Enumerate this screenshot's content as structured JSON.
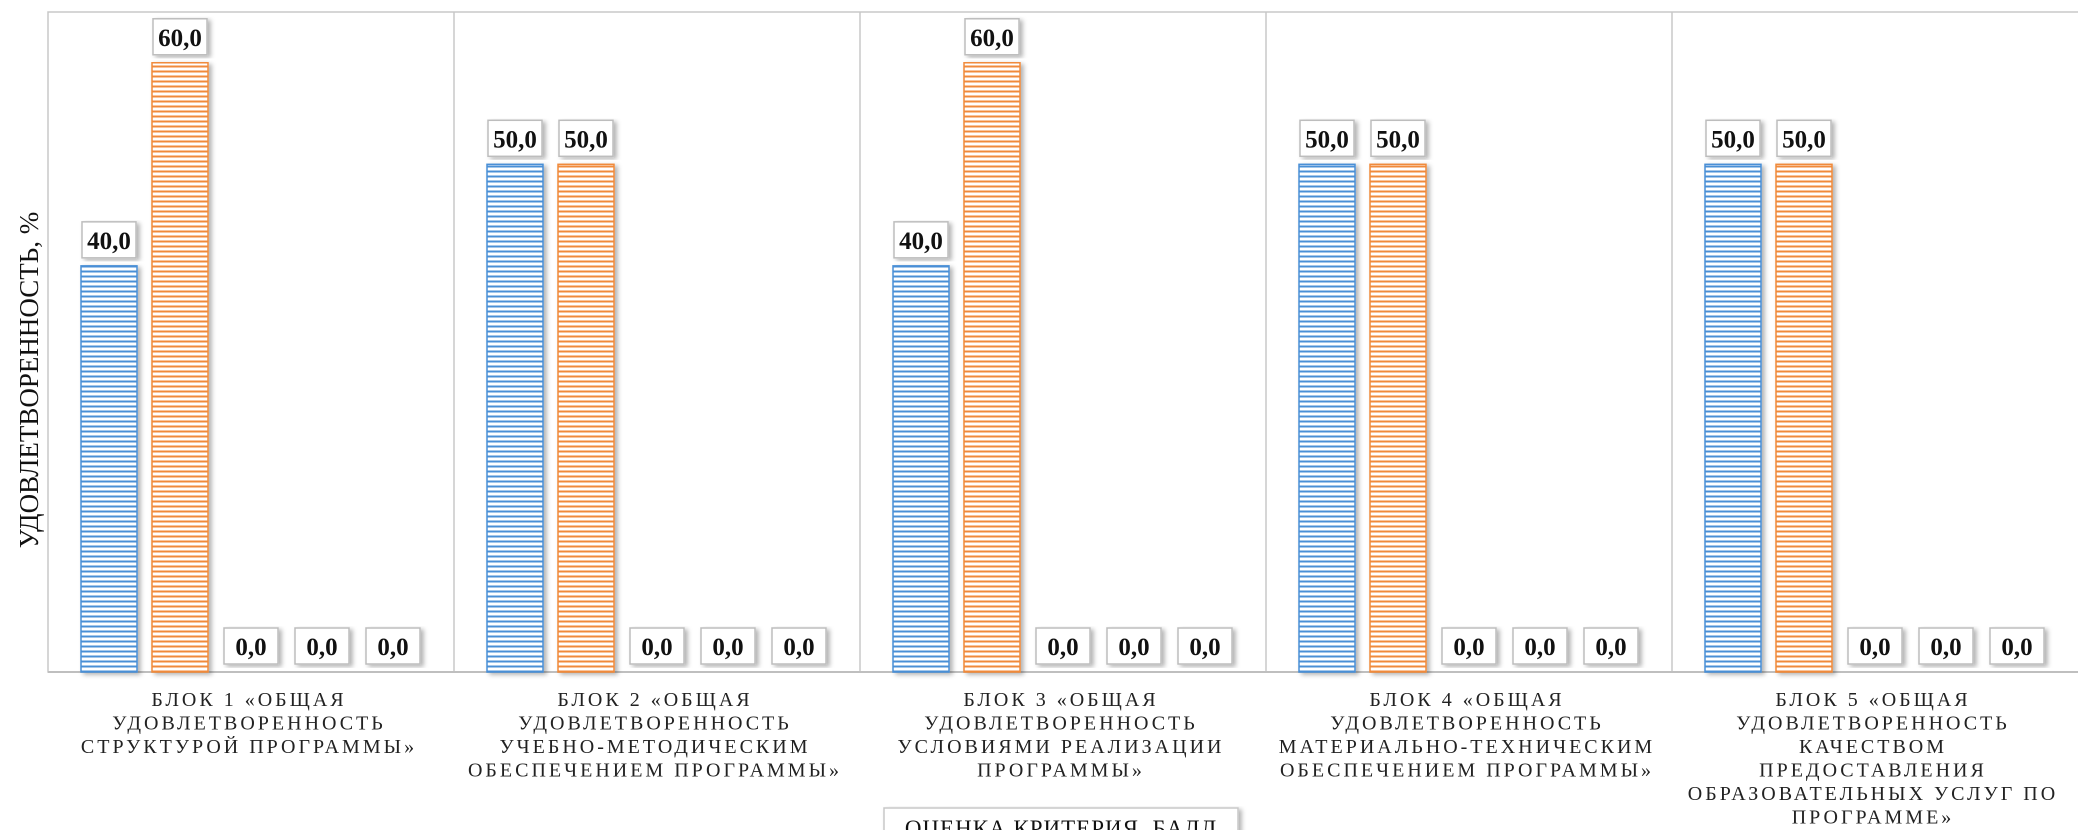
{
  "chart_data": {
    "type": "bar",
    "ylabel": "УДОВЛЕТВОРЕННОСТЬ, %",
    "xlabel": "",
    "legend_title": "ОЦЕНКА КРИТЕРИЯ, БАЛЛ",
    "legend_placement": "bottom",
    "ylim": [
      0,
      65
    ],
    "grid": false,
    "categories": [
      [
        "БЛОК 1 «ОБЩАЯ",
        "УДОВЛЕТВОРЕННОСТЬ",
        "СТРУКТУРОЙ ПРОГРАММЫ»"
      ],
      [
        "БЛОК 2 «ОБЩАЯ",
        "УДОВЛЕТВОРЕННОСТЬ",
        "УЧЕБНО-МЕТОДИЧЕСКИМ",
        "ОБЕСПЕЧЕНИЕМ ПРОГРАММЫ»"
      ],
      [
        "БЛОК 3 «ОБЩАЯ",
        "УДОВЛЕТВОРЕННОСТЬ",
        "УСЛОВИЯМИ РЕАЛИЗАЦИИ",
        "ПРОГРАММЫ»"
      ],
      [
        "БЛОК 4 «ОБЩАЯ",
        "УДОВЛЕТВОРЕННОСТЬ",
        "МАТЕРИАЛЬНО-ТЕХНИЧЕСКИМ",
        "ОБЕСПЕЧЕНИЕМ ПРОГРАММЫ»"
      ],
      [
        "БЛОК 5 «ОБЩАЯ",
        "УДОВЛЕТВОРЕННОСТЬ",
        "КАЧЕСТВОМ",
        "ПРЕДОСТАВЛЕНИЯ",
        "ОБРАЗОВАТЕЛЬНЫХ УСЛУГ ПО",
        "ПРОГРАММЕ»"
      ]
    ],
    "series": [
      {
        "color": "#4a8fd6",
        "values": [
          40.0,
          50.0,
          40.0,
          50.0,
          50.0
        ],
        "labels": [
          "40,0",
          "50,0",
          "40,0",
          "50,0",
          "50,0"
        ]
      },
      {
        "color": "#f08a3a",
        "values": [
          60.0,
          50.0,
          60.0,
          50.0,
          50.0
        ],
        "labels": [
          "60,0",
          "50,0",
          "60,0",
          "50,0",
          "50,0"
        ]
      },
      {
        "color": "#888888",
        "values": [
          0.0,
          0.0,
          0.0,
          0.0,
          0.0
        ],
        "labels": [
          "0,0",
          "0,0",
          "0,0",
          "0,0",
          "0,0"
        ]
      },
      {
        "color": "#888888",
        "values": [
          0.0,
          0.0,
          0.0,
          0.0,
          0.0
        ],
        "labels": [
          "0,0",
          "0,0",
          "0,0",
          "0,0",
          "0,0"
        ]
      },
      {
        "color": "#888888",
        "values": [
          0.0,
          0.0,
          0.0,
          0.0,
          0.0
        ],
        "labels": [
          "0,0",
          "0,0",
          "0,0",
          "0,0",
          "0,0"
        ]
      }
    ]
  }
}
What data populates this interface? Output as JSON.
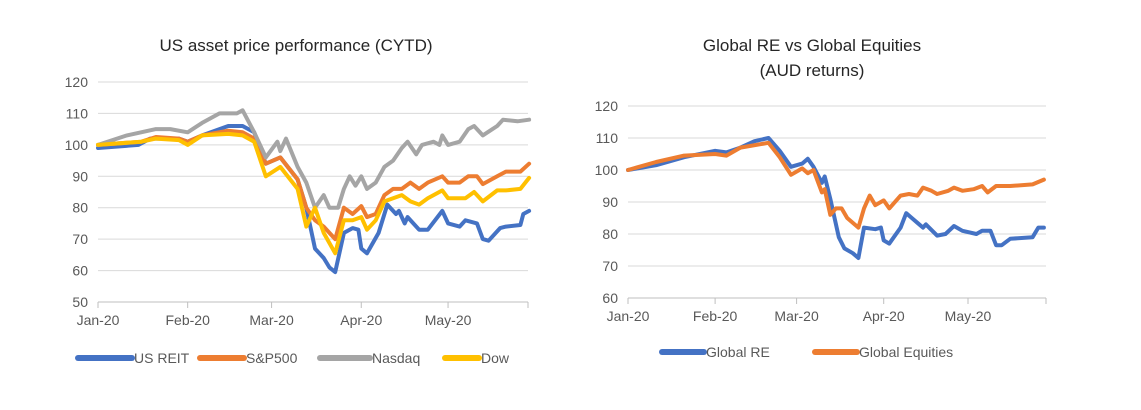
{
  "chart_data": [
    {
      "type": "line",
      "title": "US asset price performance (CYTD)",
      "xlabel": "",
      "ylabel": "",
      "ylim": [
        50,
        120
      ],
      "yticks": [
        "50",
        "60",
        "70",
        "80",
        "90",
        "100",
        "110",
        "120"
      ],
      "xticks": [
        {
          "label": "Jan-20",
          "day": 0
        },
        {
          "label": "Feb-20",
          "day": 31
        },
        {
          "label": "Mar-20",
          "day": 60
        },
        {
          "label": "Apr-20",
          "day": 91
        },
        {
          "label": "May-20",
          "day": 121
        }
      ],
      "x_unit": "days since 1 Jan 2020",
      "legend": "bottom",
      "grid": true,
      "series": [
        {
          "name": "US REIT",
          "color": "#4472C4",
          "points": [
            [
              0,
              99
            ],
            [
              14,
              100
            ],
            [
              18,
              102
            ],
            [
              28,
              102
            ],
            [
              31,
              101
            ],
            [
              36,
              103
            ],
            [
              42,
              105
            ],
            [
              45,
              106
            ],
            [
              50,
              106
            ],
            [
              54,
              104
            ],
            [
              58,
              94
            ],
            [
              63,
              96
            ],
            [
              69,
              89
            ],
            [
              72,
              80
            ],
            [
              75,
              67
            ],
            [
              78,
              64
            ],
            [
              80,
              61
            ],
            [
              82,
              59.5
            ],
            [
              85,
              72
            ],
            [
              88,
              73.5
            ],
            [
              90,
              73
            ],
            [
              91,
              67
            ],
            [
              93,
              65.5
            ],
            [
              97,
              72
            ],
            [
              100,
              81
            ],
            [
              103,
              78
            ],
            [
              104,
              79
            ],
            [
              106,
              75
            ],
            [
              107,
              77
            ],
            [
              111,
              73
            ],
            [
              114,
              73
            ],
            [
              119,
              79
            ],
            [
              121,
              75
            ],
            [
              125,
              74
            ],
            [
              127,
              76
            ],
            [
              131,
              75
            ],
            [
              133,
              70
            ],
            [
              135,
              69.5
            ],
            [
              139,
              73.5
            ],
            [
              141,
              74
            ],
            [
              146,
              74.5
            ],
            [
              147,
              78
            ],
            [
              149,
              79
            ]
          ]
        },
        {
          "name": "S&P500",
          "color": "#ED7D31",
          "points": [
            [
              0,
              100
            ],
            [
              15,
              101
            ],
            [
              20,
              102.5
            ],
            [
              28,
              102
            ],
            [
              31,
              101
            ],
            [
              36,
              103
            ],
            [
              45,
              104.5
            ],
            [
              50,
              104
            ],
            [
              54,
              102
            ],
            [
              58,
              94
            ],
            [
              63,
              96
            ],
            [
              69,
              89
            ],
            [
              72,
              80
            ],
            [
              75,
              76
            ],
            [
              78,
              74
            ],
            [
              82,
              70
            ],
            [
              85,
              80
            ],
            [
              88,
              78
            ],
            [
              91,
              80.5
            ],
            [
              93,
              77
            ],
            [
              96,
              78
            ],
            [
              99,
              84
            ],
            [
              102,
              86
            ],
            [
              105,
              86
            ],
            [
              108,
              88
            ],
            [
              111,
              86
            ],
            [
              114,
              88
            ],
            [
              119,
              90
            ],
            [
              121,
              88
            ],
            [
              125,
              88
            ],
            [
              128,
              90
            ],
            [
              131,
              90
            ],
            [
              133,
              87.5
            ],
            [
              138,
              90
            ],
            [
              141,
              91.5
            ],
            [
              146,
              91.5
            ],
            [
              149,
              94
            ]
          ]
        },
        {
          "name": "Nasdaq",
          "color": "#A5A5A5",
          "points": [
            [
              0,
              100
            ],
            [
              10,
              103
            ],
            [
              20,
              105
            ],
            [
              25,
              105
            ],
            [
              31,
              104
            ],
            [
              36,
              107
            ],
            [
              42,
              110
            ],
            [
              48,
              110
            ],
            [
              50,
              111
            ],
            [
              54,
              104
            ],
            [
              58,
              96
            ],
            [
              62,
              101
            ],
            [
              63,
              98
            ],
            [
              65,
              102
            ],
            [
              69,
              93
            ],
            [
              72,
              88
            ],
            [
              75,
              80
            ],
            [
              78,
              84
            ],
            [
              80,
              80
            ],
            [
              83,
              80
            ],
            [
              85,
              86
            ],
            [
              87,
              90
            ],
            [
              89,
              87
            ],
            [
              91,
              90
            ],
            [
              93,
              86
            ],
            [
              96,
              88
            ],
            [
              99,
              93
            ],
            [
              102,
              95
            ],
            [
              105,
              99
            ],
            [
              107,
              101
            ],
            [
              110,
              97
            ],
            [
              112,
              100
            ],
            [
              116,
              101
            ],
            [
              118,
              100
            ],
            [
              119,
              103
            ],
            [
              121,
              100
            ],
            [
              125,
              101
            ],
            [
              128,
              105
            ],
            [
              130,
              106
            ],
            [
              133,
              103
            ],
            [
              138,
              106
            ],
            [
              140,
              108
            ],
            [
              145,
              107.5
            ],
            [
              149,
              108
            ]
          ]
        },
        {
          "name": "Dow",
          "color": "#FFC000",
          "points": [
            [
              0,
              100
            ],
            [
              15,
              101
            ],
            [
              20,
              102
            ],
            [
              28,
              101.5
            ],
            [
              31,
              100
            ],
            [
              36,
              103
            ],
            [
              45,
              103.5
            ],
            [
              50,
              103
            ],
            [
              54,
              101
            ],
            [
              58,
              90
            ],
            [
              63,
              93
            ],
            [
              69,
              86
            ],
            [
              72,
              74
            ],
            [
              75,
              80
            ],
            [
              78,
              72
            ],
            [
              82,
              65.5
            ],
            [
              85,
              76
            ],
            [
              88,
              76
            ],
            [
              91,
              77
            ],
            [
              93,
              73
            ],
            [
              96,
              76
            ],
            [
              99,
              82
            ],
            [
              102,
              83
            ],
            [
              105,
              84
            ],
            [
              108,
              82
            ],
            [
              111,
              81
            ],
            [
              114,
              83
            ],
            [
              119,
              85.5
            ],
            [
              121,
              83
            ],
            [
              127,
              83
            ],
            [
              130,
              85
            ],
            [
              133,
              82
            ],
            [
              138,
              85.5
            ],
            [
              141,
              85.5
            ],
            [
              146,
              86
            ],
            [
              149,
              89.5
            ]
          ]
        }
      ]
    },
    {
      "type": "line",
      "title": "Global RE vs Global Equities",
      "subtitle": "(AUD returns)",
      "xlabel": "",
      "ylabel": "",
      "ylim": [
        60,
        120
      ],
      "yticks": [
        "60",
        "70",
        "80",
        "90",
        "100",
        "110",
        "120"
      ],
      "xticks": [
        {
          "label": "Jan-20",
          "day": 0
        },
        {
          "label": "Feb-20",
          "day": 31
        },
        {
          "label": "Mar-20",
          "day": 60
        },
        {
          "label": "Apr-20",
          "day": 91
        },
        {
          "label": "May-20",
          "day": 121
        }
      ],
      "x_unit": "days since 1 Jan 2020",
      "legend": "bottom",
      "grid": true,
      "series": [
        {
          "name": "Global RE",
          "color": "#4472C4",
          "points": [
            [
              0,
              100
            ],
            [
              10,
              101.5
            ],
            [
              20,
              104
            ],
            [
              31,
              106
            ],
            [
              35,
              105.5
            ],
            [
              40,
              107
            ],
            [
              45,
              109
            ],
            [
              50,
              110
            ],
            [
              54,
              106
            ],
            [
              58,
              101
            ],
            [
              62,
              102
            ],
            [
              64,
              103.5
            ],
            [
              66,
              101
            ],
            [
              69,
              96
            ],
            [
              70,
              98
            ],
            [
              72,
              91
            ],
            [
              75,
              79
            ],
            [
              77,
              75.5
            ],
            [
              80,
              74
            ],
            [
              82,
              72.5
            ],
            [
              84,
              82
            ],
            [
              88,
              81.5
            ],
            [
              90,
              82
            ],
            [
              91,
              78
            ],
            [
              93,
              77
            ],
            [
              97,
              82
            ],
            [
              99,
              86.5
            ],
            [
              101,
              85
            ],
            [
              103,
              83.5
            ],
            [
              105,
              82
            ],
            [
              106,
              83
            ],
            [
              110,
              79.5
            ],
            [
              113,
              80
            ],
            [
              116,
              82.5
            ],
            [
              119,
              81
            ],
            [
              124,
              80
            ],
            [
              126,
              81
            ],
            [
              129,
              81
            ],
            [
              131,
              76.5
            ],
            [
              133,
              76.5
            ],
            [
              136,
              78.5
            ],
            [
              144,
              79
            ],
            [
              146,
              82
            ],
            [
              148,
              82
            ]
          ]
        },
        {
          "name": "Global Equities",
          "color": "#ED7D31",
          "points": [
            [
              0,
              100
            ],
            [
              10,
              102.5
            ],
            [
              20,
              104.5
            ],
            [
              31,
              105
            ],
            [
              35,
              104.5
            ],
            [
              40,
              107
            ],
            [
              50,
              108.5
            ],
            [
              54,
              104
            ],
            [
              58,
              98.5
            ],
            [
              62,
              100.5
            ],
            [
              64,
              99
            ],
            [
              66,
              100
            ],
            [
              69,
              93
            ],
            [
              70,
              94
            ],
            [
              72,
              86
            ],
            [
              74,
              88
            ],
            [
              76,
              88
            ],
            [
              78,
              85
            ],
            [
              82,
              82
            ],
            [
              84,
              88
            ],
            [
              86,
              92
            ],
            [
              88,
              89
            ],
            [
              91,
              90.5
            ],
            [
              93,
              88
            ],
            [
              97,
              92
            ],
            [
              100,
              92.5
            ],
            [
              103,
              92
            ],
            [
              105,
              94.5
            ],
            [
              108,
              93.5
            ],
            [
              110,
              92.5
            ],
            [
              114,
              93.5
            ],
            [
              116,
              94.5
            ],
            [
              119,
              93.5
            ],
            [
              123,
              94
            ],
            [
              126,
              95
            ],
            [
              128,
              93
            ],
            [
              131,
              95
            ],
            [
              136,
              95
            ],
            [
              144,
              95.5
            ],
            [
              148,
              97
            ]
          ]
        }
      ]
    }
  ]
}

(Stated task): Tell how many lines of the data above hold the string "Global". Give only the number.

(Task solution): 3